Dataset entries:
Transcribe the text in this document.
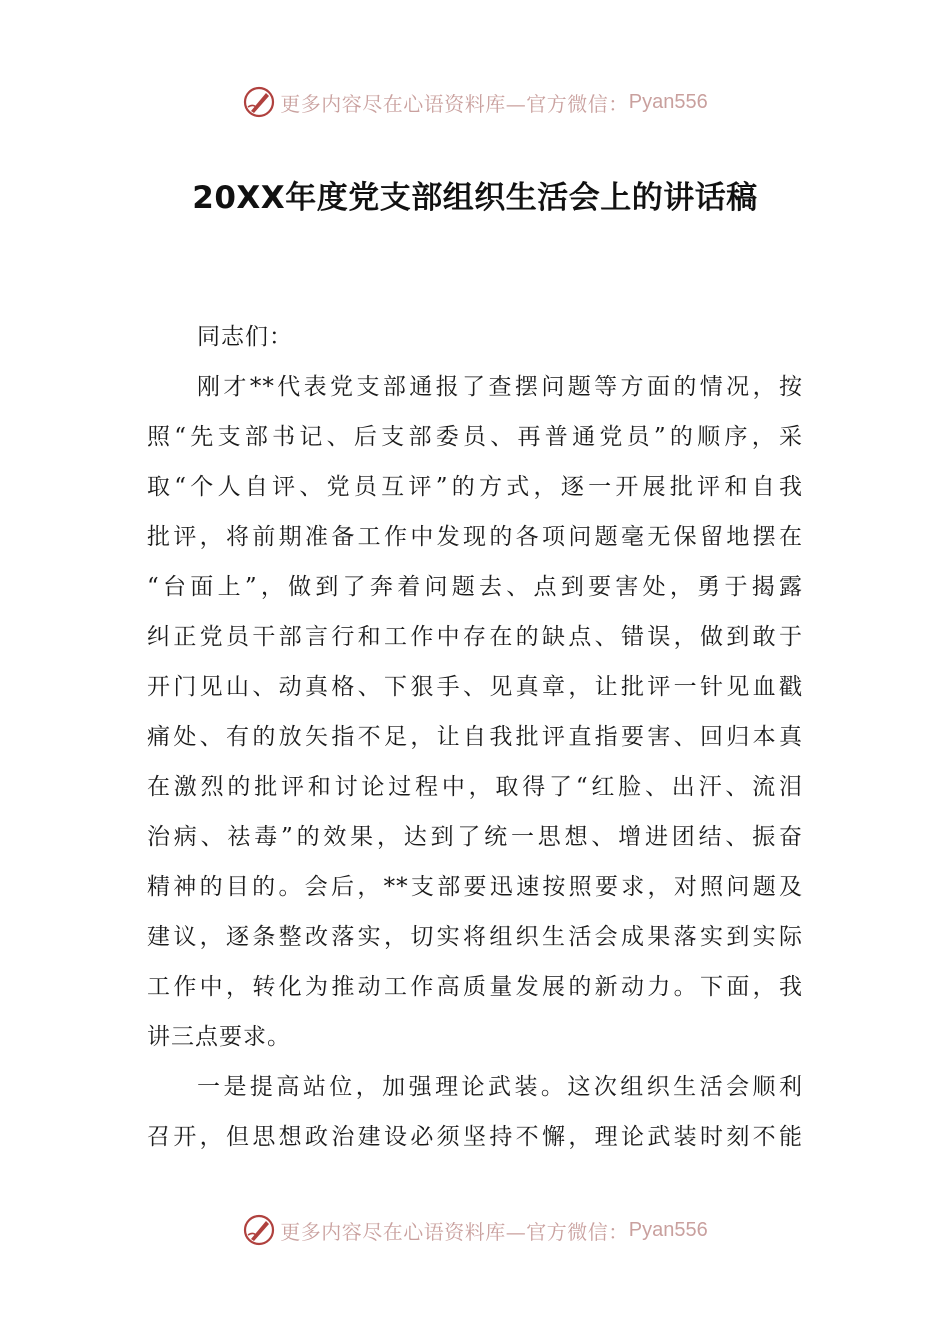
更多内容尽在心语资料库—官方微信： Pyan556
20XX年度党支部组织生活会上的讲话稿
同志们：
刚才**代表党支部通报了查摆问题等方面的情况，按
照“先支部书记、后支部委员、再普通党员”的顺序，采
取“个人自评、党员互评”的方式，逐一开展批评和自我
批评，将前期准备工作中发现的各项问题毫无保留地摆在
“台面上”，做到了奔着问题去、点到要害处，勇于揭露
纠正党员干部言行和工作中存在的缺点、错误，做到敢于
开门见山、动真格、下狠手、见真章，让批评一针见血戳
痛处、有的放矢指不足，让自我批评直指要害、回归本真
在激烈的批评和讨论过程中，取得了“红脸、出汗、流泪
治病、祛毒”的效果，达到了统一思想、增进团结、振奋
精神的目的。会后，**支部要迅速按照要求，对照问题及
建议，逐条整改落实，切实将组织生活会成果落实到实际
工作中，转化为推动工作高质量发展的新动力。下面，我
讲三点要求。
一是提高站位，加强理论武装。这次组织生活会顺利
召开，但思想政治建设必须坚持不懈，理论武装时刻不能
更多内容尽在心语资料库—官方微信： Pyan556
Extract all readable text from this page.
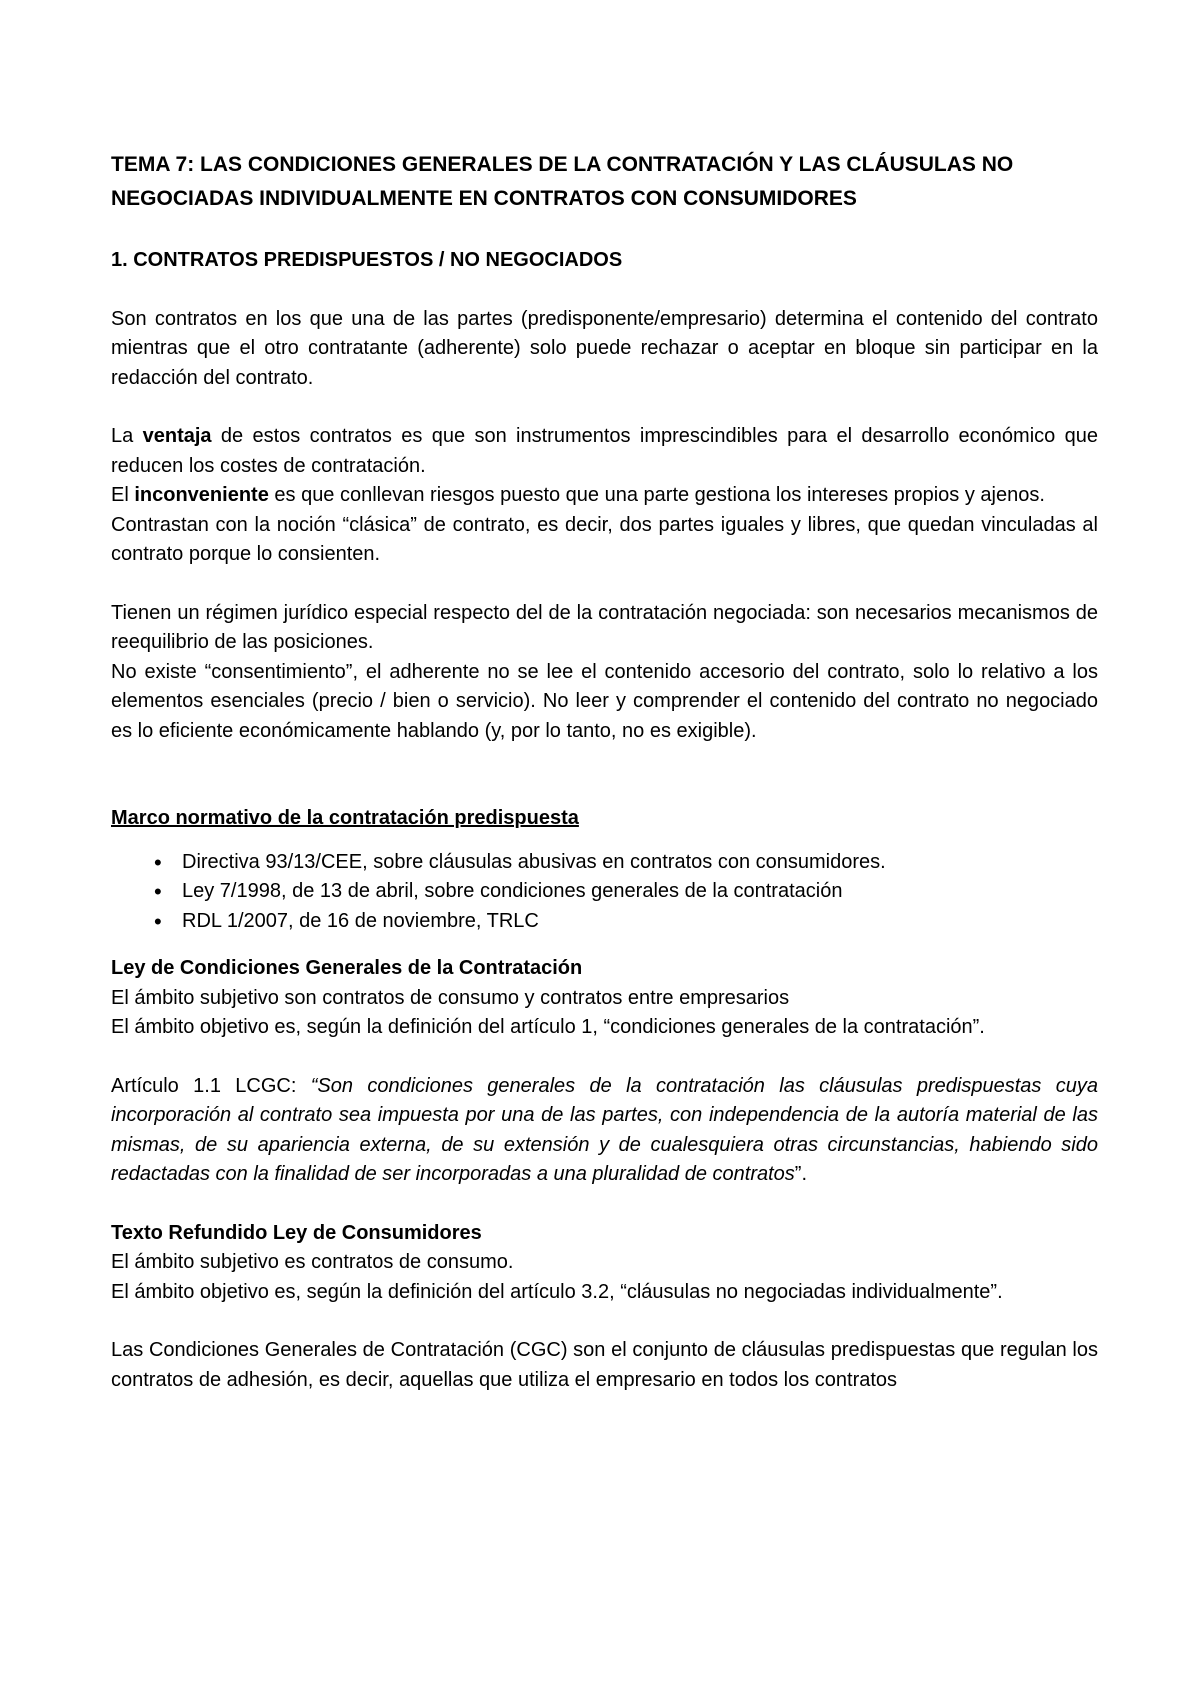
TEMA 7: LAS CONDICIONES GENERALES DE LA CONTRATACIÓN Y LAS CLÁUSULAS NO NEGOCIADAS INDIVIDUALMENTE EN CONTRATOS CON CONSUMIDORES

1. CONTRATOS PREDISPUESTOS / NO NEGOCIADOS

Son contratos en los que una de las partes (predisponente/empresario) determina el contenido del contrato mientras que el otro contratante (adherente) solo puede rechazar o aceptar en bloque sin participar en la redacción del contrato.

La ventaja de estos contratos es que son instrumentos imprescindibles para el desarrollo económico que reducen los costes de contratación.

El inconveniente es que conllevan riesgos puesto que una parte gestiona los intereses propios y ajenos.

Contrastan con la noción “clásica” de contrato, es decir, dos partes iguales y libres, que quedan vinculadas al contrato porque lo consienten.

Tienen un régimen jurídico especial respecto del de la contratación negociada: son necesarios mecanismos de reequilibrio de las posiciones.

No existe “consentimiento”, el adherente no se lee el contenido accesorio del contrato, solo lo relativo a los elementos esenciales (precio / bien o servicio). No leer y comprender el contenido del contrato no negociado es lo eficiente económicamente hablando (y, por lo tanto, no es exigible).

Marco normativo de la contratación predispuesta

• Directiva 93/13/CEE, sobre cláusulas abusivas en contratos con consumidores.
• Ley 7/1998, de 13 de abril, sobre condiciones generales de la contratación
• RDL 1/2007, de 16 de noviembre, TRLC

Ley de Condiciones Generales de la Contratación

El ámbito subjetivo son contratos de consumo y contratos entre empresarios

El ámbito objetivo es, según la definición del artículo 1, “condiciones generales de la contratación”.

Artículo 1.1 LCGC: “Son condiciones generales de la contratación las cláusulas predispuestas cuya incorporación al contrato sea impuesta por una de las partes, con independencia de la autoría material de las mismas, de su apariencia externa, de su extensión y de cualesquiera otras circunstancias, habiendo sido redactadas con la finalidad de ser incorporadas a una pluralidad de contratos”.

Texto Refundido Ley de Consumidores

El ámbito subjetivo es contratos de consumo.

El ámbito objetivo es, según la definición del artículo 3.2, “cláusulas no negociadas individualmente”.

Las Condiciones Generales de Contratación (CGC) son el conjunto de cláusulas predispuestas que regulan los contratos de adhesión, es decir, aquellas que utiliza el empresario en todos los contratos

» EXERCISE DESCRIPTION
Select all lines with the word "según" from the entries above.

» FULL OUTPUT
El ámbito objetivo es, según la definición del artículo 1, “condiciones generales de la contratación”.
El ámbito objetivo es, según la definición del artículo 3.2, “cláusulas no negociadas individualmente”.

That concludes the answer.